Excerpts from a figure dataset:
========================================================================

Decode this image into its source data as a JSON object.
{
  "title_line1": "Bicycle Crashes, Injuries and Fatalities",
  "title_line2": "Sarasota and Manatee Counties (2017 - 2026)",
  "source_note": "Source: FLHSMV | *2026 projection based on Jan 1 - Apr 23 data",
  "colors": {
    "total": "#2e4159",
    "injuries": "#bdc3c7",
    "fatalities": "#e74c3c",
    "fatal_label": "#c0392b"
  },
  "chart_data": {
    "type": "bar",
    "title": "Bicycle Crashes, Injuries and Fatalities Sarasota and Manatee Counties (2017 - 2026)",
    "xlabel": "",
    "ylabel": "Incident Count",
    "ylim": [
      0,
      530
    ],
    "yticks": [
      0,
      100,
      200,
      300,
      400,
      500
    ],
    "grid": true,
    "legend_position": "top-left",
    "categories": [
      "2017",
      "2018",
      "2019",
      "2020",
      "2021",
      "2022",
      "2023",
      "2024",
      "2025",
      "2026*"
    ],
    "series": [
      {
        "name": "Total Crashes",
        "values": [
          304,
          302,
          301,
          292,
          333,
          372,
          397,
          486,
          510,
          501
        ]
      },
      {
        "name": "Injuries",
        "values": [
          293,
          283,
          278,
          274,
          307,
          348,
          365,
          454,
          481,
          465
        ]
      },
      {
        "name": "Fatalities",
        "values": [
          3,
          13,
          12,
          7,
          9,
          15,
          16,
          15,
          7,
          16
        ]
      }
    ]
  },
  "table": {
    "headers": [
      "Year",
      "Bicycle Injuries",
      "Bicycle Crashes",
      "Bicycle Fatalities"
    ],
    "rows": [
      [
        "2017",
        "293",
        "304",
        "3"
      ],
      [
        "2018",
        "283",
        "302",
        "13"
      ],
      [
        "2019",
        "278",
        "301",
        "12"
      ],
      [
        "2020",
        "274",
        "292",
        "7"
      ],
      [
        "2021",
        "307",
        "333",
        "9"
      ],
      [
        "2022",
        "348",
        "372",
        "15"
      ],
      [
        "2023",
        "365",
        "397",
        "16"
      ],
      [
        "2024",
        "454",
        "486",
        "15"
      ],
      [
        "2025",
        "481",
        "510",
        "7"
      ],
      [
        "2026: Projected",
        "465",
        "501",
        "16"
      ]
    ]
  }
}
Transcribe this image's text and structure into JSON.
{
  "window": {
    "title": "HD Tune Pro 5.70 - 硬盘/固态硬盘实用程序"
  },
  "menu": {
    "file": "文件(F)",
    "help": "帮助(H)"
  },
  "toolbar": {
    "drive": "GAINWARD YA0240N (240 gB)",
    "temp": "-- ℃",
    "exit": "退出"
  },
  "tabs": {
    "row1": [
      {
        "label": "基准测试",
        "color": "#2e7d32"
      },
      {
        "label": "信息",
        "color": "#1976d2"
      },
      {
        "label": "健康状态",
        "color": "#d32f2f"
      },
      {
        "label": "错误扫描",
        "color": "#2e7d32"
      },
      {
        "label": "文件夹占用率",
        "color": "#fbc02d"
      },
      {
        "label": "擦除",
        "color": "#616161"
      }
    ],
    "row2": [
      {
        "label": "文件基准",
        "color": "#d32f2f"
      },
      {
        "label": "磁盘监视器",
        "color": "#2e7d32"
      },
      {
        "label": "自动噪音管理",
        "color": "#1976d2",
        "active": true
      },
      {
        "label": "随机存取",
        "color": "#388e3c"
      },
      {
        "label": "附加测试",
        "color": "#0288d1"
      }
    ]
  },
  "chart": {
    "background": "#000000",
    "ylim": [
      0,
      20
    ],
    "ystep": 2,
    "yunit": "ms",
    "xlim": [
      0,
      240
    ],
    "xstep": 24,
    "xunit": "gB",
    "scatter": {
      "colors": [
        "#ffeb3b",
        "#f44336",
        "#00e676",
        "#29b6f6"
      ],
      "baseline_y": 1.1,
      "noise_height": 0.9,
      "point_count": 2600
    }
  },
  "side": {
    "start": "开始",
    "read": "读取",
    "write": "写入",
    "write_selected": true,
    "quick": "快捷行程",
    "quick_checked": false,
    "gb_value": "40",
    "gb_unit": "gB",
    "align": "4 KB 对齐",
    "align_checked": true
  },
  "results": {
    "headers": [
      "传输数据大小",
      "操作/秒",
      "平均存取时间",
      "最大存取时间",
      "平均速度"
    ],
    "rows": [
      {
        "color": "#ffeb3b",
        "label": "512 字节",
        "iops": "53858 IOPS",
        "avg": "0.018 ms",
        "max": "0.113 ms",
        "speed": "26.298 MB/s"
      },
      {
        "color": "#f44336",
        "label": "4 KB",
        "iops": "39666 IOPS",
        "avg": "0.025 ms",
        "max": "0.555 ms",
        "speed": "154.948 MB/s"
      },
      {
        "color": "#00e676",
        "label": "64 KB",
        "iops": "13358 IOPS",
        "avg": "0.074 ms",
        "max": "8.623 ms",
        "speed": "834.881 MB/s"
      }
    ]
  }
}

========================================================================

**REQUIRED TASK:** Copy out the material above in its entirety. Every detail must match.

**TASK OUTPUT:**
Decode this image into its source data as a JSON object.
{
  "title_line1": "Bicycle Crashes, Injuries and Fatalities",
  "title_line2": "Sarasota and Manatee Counties (2017 - 2026)",
  "source_note": "Source: FLHSMV | *2026 projection based on Jan 1 - Apr 23 data",
  "colors": {
    "total": "#2e4159",
    "injuries": "#bdc3c7",
    "fatalities": "#e74c3c",
    "fatal_label": "#c0392b"
  },
  "chart_data": {
    "type": "bar",
    "title": "Bicycle Crashes, Injuries and Fatalities Sarasota and Manatee Counties (2017 - 2026)",
    "xlabel": "",
    "ylabel": "Incident Count",
    "ylim": [
      0,
      530
    ],
    "yticks": [
      0,
      100,
      200,
      300,
      400,
      500
    ],
    "grid": true,
    "legend_position": "top-left",
    "categories": [
      "2017",
      "2018",
      "2019",
      "2020",
      "2021",
      "2022",
      "2023",
      "2024",
      "2025",
      "2026*"
    ],
    "series": [
      {
        "name": "Total Crashes",
        "values": [
          304,
          302,
          301,
          292,
          333,
          372,
          397,
          486,
          510,
          501
        ]
      },
      {
        "name": "Injuries",
        "values": [
          293,
          283,
          278,
          274,
          307,
          348,
          365,
          454,
          481,
          465
        ]
      },
      {
        "name": "Fatalities",
        "values": [
          3,
          13,
          12,
          7,
          9,
          15,
          16,
          15,
          7,
          16
        ]
      }
    ]
  },
  "table": {
    "headers": [
      "Year",
      "Bicycle Injuries",
      "Bicycle Crashes",
      "Bicycle Fatalities"
    ],
    "rows": [
      [
        "2017",
        "293",
        "304",
        "3"
      ],
      [
        "2018",
        "283",
        "302",
        "13"
      ],
      [
        "2019",
        "278",
        "301",
        "12"
      ],
      [
        "2020",
        "274",
        "292",
        "7"
      ],
      [
        "2021",
        "307",
        "333",
        "9"
      ],
      [
        "2022",
        "348",
        "372",
        "15"
      ],
      [
        "2023",
        "365",
        "397",
        "16"
      ],
      [
        "2024",
        "454",
        "486",
        "15"
      ],
      [
        "2025",
        "481",
        "510",
        "7"
      ],
      [
        "2026: Projected",
        "465",
        "501",
        "16"
      ]
    ]
  }
}
Transcribe this image's text and structure into JSON.
{
  "window": {
    "title": "HD Tune Pro 5.70 - 硬盘/固态硬盘实用程序"
  },
  "menu": {
    "file": "文件(F)",
    "help": "帮助(H)"
  },
  "toolbar": {
    "drive": "GAINWARD YA0240N (240 gB)",
    "temp": "-- ℃",
    "exit": "退出"
  },
  "tabs": {
    "row1": [
      {
        "label": "基准测试",
        "color": "#2e7d32"
      },
      {
        "label": "信息",
        "color": "#1976d2"
      },
      {
        "label": "健康状态",
        "color": "#d32f2f"
      },
      {
        "label": "错误扫描",
        "color": "#2e7d32"
      },
      {
        "label": "文件夹占用率",
        "color": "#fbc02d"
      },
      {
        "label": "擦除",
        "color": "#616161"
      }
    ],
    "row2": [
      {
        "label": "文件基准",
        "color": "#d32f2f"
      },
      {
        "label": "磁盘监视器",
        "color": "#2e7d32"
      },
      {
        "label": "自动噪音管理",
        "color": "#1976d2",
        "active": true
      },
      {
        "label": "随机存取",
        "color": "#388e3c"
      },
      {
        "label": "附加测试",
        "color": "#0288d1"
      }
    ]
  },
  "chart": {
    "background": "#000000",
    "ylim": [
      0,
      20
    ],
    "ystep": 2,
    "yunit": "ms",
    "xlim": [
      0,
      240
    ],
    "xstep": 24,
    "xunit": "gB",
    "scatter": {
      "colors": [
        "#ffeb3b",
        "#f44336",
        "#00e676",
        "#29b6f6"
      ],
      "baseline_y": 1.1,
      "noise_height": 0.9,
      "point_count": 2600
    }
  },
  "side": {
    "start": "开始",
    "read": "读取",
    "write": "写入",
    "write_selected": true,
    "quick": "快捷行程",
    "quick_checked": false,
    "gb_value": "40",
    "gb_unit": "gB",
    "align": "4 KB 对齐",
    "align_checked": true
  },
  "results": {
    "headers": [
      "传输数据大小",
      "操作/秒",
      "平均存取时间",
      "最大存取时间",
      "平均速度"
    ],
    "rows": [
      {
        "color": "#ffeb3b",
        "label": "512 字节",
        "iops": "53858 IOPS",
        "avg": "0.018 ms",
        "max": "0.113 ms",
        "speed": "26.298 MB/s"
      },
      {
        "color": "#f44336",
        "label": "4 KB",
        "iops": "39666 IOPS",
        "avg": "0.025 ms",
        "max": "0.555 ms",
        "speed": "154.948 MB/s"
      },
      {
        "color": "#00e676",
        "label": "64 KB",
        "iops": "13358 IOPS",
        "avg": "0.074 ms",
        "max": "8.623 ms",
        "speed": "834.881 MB/s"
      }
    ]
  }
}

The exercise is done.